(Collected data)

***

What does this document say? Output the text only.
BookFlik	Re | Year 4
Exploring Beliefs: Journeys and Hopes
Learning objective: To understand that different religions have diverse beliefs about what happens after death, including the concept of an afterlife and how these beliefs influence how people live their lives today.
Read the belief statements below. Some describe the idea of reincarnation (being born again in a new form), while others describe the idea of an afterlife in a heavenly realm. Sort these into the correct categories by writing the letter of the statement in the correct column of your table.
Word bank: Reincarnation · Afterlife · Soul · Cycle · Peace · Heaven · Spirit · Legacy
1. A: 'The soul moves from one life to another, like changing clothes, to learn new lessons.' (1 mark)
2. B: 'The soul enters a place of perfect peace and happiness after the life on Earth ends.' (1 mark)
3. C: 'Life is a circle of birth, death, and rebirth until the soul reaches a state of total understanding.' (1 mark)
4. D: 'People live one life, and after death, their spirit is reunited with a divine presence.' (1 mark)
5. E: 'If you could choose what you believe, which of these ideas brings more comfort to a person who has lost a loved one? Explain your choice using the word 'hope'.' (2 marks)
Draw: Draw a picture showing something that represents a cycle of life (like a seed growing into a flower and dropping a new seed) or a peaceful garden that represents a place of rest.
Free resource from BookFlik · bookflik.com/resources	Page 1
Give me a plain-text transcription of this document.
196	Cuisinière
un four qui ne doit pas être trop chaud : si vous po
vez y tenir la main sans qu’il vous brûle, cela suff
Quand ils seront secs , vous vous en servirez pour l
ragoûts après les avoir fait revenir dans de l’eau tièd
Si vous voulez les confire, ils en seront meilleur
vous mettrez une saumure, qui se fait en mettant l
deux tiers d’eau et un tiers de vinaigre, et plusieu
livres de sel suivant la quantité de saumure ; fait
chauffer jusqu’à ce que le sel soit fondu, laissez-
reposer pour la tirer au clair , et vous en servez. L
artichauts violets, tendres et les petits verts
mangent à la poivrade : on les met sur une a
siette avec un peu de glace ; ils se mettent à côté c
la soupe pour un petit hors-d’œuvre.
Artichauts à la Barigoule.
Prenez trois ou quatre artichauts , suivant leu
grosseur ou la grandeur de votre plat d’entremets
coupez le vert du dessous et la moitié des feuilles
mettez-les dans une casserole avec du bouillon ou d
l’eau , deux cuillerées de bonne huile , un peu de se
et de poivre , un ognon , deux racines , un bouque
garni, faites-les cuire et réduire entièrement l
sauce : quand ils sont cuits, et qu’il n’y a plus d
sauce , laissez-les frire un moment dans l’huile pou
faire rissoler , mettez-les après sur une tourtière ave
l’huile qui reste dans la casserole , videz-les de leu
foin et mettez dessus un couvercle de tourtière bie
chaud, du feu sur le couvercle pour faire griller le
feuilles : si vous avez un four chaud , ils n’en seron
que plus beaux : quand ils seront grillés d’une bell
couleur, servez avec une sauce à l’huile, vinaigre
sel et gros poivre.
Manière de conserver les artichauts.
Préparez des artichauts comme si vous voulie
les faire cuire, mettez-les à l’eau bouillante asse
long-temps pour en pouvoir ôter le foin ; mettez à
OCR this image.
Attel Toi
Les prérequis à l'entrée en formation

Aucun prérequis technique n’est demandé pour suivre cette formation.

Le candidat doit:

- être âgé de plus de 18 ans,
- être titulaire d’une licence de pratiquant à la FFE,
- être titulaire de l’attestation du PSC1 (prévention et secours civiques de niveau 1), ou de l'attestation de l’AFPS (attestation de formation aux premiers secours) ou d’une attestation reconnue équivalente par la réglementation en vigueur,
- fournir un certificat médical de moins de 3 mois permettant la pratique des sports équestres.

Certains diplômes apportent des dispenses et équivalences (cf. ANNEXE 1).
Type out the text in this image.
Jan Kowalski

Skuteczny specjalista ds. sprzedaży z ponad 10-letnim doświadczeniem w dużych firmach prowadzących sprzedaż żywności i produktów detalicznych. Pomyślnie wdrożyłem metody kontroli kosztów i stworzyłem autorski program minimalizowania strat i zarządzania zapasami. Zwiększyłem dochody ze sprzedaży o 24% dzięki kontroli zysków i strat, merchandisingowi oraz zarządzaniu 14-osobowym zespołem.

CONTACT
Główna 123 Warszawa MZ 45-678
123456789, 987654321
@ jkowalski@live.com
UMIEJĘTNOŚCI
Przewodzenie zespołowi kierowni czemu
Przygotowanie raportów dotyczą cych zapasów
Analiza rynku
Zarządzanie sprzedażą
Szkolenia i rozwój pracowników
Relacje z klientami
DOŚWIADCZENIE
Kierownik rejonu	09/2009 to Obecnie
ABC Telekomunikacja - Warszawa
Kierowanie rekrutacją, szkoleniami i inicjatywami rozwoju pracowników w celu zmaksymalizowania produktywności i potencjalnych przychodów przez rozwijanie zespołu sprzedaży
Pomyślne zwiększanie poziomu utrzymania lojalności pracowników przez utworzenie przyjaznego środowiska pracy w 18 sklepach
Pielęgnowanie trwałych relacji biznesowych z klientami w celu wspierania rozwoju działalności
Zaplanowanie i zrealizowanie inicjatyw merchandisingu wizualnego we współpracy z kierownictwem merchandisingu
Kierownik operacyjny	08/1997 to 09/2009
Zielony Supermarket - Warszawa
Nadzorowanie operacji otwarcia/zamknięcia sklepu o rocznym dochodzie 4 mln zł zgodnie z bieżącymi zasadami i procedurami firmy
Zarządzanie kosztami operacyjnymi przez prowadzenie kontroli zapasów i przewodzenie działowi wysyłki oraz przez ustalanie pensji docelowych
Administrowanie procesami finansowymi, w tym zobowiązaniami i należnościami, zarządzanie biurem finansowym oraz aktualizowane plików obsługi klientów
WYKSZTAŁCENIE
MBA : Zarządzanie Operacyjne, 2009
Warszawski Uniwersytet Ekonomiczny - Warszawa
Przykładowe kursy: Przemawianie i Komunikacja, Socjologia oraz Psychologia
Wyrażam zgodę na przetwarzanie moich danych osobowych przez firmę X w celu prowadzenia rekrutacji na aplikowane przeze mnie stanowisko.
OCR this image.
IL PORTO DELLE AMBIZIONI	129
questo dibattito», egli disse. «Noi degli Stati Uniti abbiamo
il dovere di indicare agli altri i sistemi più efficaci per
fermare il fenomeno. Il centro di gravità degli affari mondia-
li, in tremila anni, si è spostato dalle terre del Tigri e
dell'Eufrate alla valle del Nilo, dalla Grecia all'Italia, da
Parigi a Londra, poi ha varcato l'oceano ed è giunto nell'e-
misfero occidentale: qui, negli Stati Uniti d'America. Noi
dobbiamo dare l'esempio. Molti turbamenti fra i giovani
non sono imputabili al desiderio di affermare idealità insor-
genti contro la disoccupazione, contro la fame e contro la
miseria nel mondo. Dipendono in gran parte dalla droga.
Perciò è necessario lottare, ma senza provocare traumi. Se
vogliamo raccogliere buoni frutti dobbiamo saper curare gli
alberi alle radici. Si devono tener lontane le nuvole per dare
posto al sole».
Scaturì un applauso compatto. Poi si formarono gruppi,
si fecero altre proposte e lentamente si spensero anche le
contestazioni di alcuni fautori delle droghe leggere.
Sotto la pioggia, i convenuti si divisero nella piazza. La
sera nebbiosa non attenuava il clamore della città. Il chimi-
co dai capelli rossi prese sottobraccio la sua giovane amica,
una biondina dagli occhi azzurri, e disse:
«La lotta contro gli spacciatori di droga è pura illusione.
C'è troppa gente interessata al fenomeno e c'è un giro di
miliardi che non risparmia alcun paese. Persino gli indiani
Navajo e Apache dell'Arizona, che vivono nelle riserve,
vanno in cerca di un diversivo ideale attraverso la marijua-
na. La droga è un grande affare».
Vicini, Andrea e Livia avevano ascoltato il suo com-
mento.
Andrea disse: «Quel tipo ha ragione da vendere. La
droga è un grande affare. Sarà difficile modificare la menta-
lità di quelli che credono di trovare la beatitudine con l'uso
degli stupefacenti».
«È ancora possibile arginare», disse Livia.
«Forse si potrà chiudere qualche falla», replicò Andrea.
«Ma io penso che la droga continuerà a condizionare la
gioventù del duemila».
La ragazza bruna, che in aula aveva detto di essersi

***

*To be done*
List every line from the entries above in which "Kierownik" appears.

*Worked solution*
Kierownik rejonu	09/2009 to Obecnie
Kierownik operacyjny	08/1997 to 09/2009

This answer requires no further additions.